Without omitting anything, retype the data that follows.

= = = = =

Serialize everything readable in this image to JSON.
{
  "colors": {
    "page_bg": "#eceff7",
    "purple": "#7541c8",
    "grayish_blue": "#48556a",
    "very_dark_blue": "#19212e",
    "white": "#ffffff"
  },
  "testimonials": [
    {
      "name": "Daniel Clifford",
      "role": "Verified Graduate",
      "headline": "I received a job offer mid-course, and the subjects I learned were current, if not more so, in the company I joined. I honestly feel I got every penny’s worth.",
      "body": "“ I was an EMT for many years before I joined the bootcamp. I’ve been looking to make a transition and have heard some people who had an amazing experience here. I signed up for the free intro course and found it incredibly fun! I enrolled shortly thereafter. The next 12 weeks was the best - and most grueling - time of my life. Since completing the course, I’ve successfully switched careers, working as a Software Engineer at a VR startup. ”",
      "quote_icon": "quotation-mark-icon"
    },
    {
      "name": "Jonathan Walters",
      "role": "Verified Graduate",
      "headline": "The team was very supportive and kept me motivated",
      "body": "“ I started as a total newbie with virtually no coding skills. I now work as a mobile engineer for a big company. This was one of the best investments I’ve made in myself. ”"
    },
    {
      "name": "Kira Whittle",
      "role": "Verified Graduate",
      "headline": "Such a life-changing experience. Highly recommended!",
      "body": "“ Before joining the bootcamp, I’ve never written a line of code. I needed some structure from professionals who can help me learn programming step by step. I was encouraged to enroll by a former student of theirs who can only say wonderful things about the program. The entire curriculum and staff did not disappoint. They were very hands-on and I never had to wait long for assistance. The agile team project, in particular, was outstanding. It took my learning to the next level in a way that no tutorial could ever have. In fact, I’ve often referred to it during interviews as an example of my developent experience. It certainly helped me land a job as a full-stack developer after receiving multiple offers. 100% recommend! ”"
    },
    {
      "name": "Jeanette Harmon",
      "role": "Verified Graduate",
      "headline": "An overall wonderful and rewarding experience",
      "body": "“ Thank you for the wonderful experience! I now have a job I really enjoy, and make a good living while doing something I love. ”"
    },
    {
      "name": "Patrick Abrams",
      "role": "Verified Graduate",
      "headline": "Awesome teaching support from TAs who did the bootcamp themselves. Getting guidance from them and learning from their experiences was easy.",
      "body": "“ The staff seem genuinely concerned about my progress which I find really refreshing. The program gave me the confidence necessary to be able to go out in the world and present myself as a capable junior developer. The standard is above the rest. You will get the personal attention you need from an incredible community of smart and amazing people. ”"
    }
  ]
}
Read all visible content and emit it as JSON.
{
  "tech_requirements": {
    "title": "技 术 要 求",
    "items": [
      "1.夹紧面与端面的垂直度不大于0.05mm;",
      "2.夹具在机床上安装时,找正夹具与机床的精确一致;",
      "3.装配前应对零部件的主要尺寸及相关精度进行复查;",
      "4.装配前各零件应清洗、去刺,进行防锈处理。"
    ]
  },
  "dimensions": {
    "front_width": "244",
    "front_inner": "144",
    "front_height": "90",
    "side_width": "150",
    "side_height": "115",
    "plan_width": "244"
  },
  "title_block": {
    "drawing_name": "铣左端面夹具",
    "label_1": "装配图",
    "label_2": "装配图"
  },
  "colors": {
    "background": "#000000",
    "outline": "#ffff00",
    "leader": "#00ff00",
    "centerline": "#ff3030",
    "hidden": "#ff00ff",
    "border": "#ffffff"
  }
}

= = = = =

> [Exercise solution]:
Serialize everything readable in this image to JSON.
{
  "colors": {
    "page_bg": "#eceff7",
    "purple": "#7541c8",
    "grayish_blue": "#48556a",
    "very_dark_blue": "#19212e",
    "white": "#ffffff"
  },
  "testimonials": [
    {
      "name": "Daniel Clifford",
      "role": "Verified Graduate",
      "headline": "I received a job offer mid-course, and the subjects I learned were current, if not more so, in the company I joined. I honestly feel I got every penny’s worth.",
      "body": "“ I was an EMT for many years before I joined the bootcamp. I’ve been looking to make a transition and have heard some people who had an amazing experience here. I signed up for the free intro course and found it incredibly fun! I enrolled shortly thereafter. The next 12 weeks was the best - and most grueling - time of my life. Since completing the course, I’ve successfully switched careers, working as a Software Engineer at a VR startup. ”",
      "quote_icon": "quotation-mark-icon"
    },
    {
      "name": "Jonathan Walters",
      "role": "Verified Graduate",
      "headline": "The team was very supportive and kept me motivated",
      "body": "“ I started as a total newbie with virtually no coding skills. I now work as a mobile engineer for a big company. This was one of the best investments I’ve made in myself. ”"
    },
    {
      "name": "Kira Whittle",
      "role": "Verified Graduate",
      "headline": "Such a life-changing experience. Highly recommended!",
      "body": "“ Before joining the bootcamp, I’ve never written a line of code. I needed some structure from professionals who can help me learn programming step by step. I was encouraged to enroll by a former student of theirs who can only say wonderful things about the program. The entire curriculum and staff did not disappoint. They were very hands-on and I never had to wait long for assistance. The agile team project, in particular, was outstanding. It took my learning to the next level in a way that no tutorial could ever have. In fact, I’ve often referred to it during interviews as an example of my developent experience. It certainly helped me land a job as a full-stack developer after receiving multiple offers. 100% recommend! ”"
    },
    {
      "name": "Jeanette Harmon",
      "role": "Verified Graduate",
      "headline": "An overall wonderful and rewarding experience",
      "body": "“ Thank you for the wonderful experience! I now have a job I really enjoy, and make a good living while doing something I love. ”"
    },
    {
      "name": "Patrick Abrams",
      "role": "Verified Graduate",
      "headline": "Awesome teaching support from TAs who did the bootcamp themselves. Getting guidance from them and learning from their experiences was easy.",
      "body": "“ The staff seem genuinely concerned about my progress which I find really refreshing. The program gave me the confidence necessary to be able to go out in the world and present myself as a capable junior developer. The standard is above the rest. You will get the personal attention you need from an incredible community of smart and amazing people. ”"
    }
  ]
}
Read all visible content and emit it as JSON.
{
  "tech_requirements": {
    "title": "技 术 要 求",
    "items": [
      "1.夹紧面与端面的垂直度不大于0.05mm;",
      "2.夹具在机床上安装时,找正夹具与机床的精确一致;",
      "3.装配前应对零部件的主要尺寸及相关精度进行复查;",
      "4.装配前各零件应清洗、去刺,进行防锈处理。"
    ]
  },
  "dimensions": {
    "front_width": "244",
    "front_inner": "144",
    "front_height": "90",
    "side_width": "150",
    "side_height": "115",
    "plan_width": "244"
  },
  "title_block": {
    "drawing_name": "铣左端面夹具",
    "label_1": "装配图",
    "label_2": "装配图"
  },
  "colors": {
    "background": "#000000",
    "outline": "#ffff00",
    "leader": "#00ff00",
    "centerline": "#ff3030",
    "hidden": "#ff00ff",
    "border": "#ffffff"
  }
}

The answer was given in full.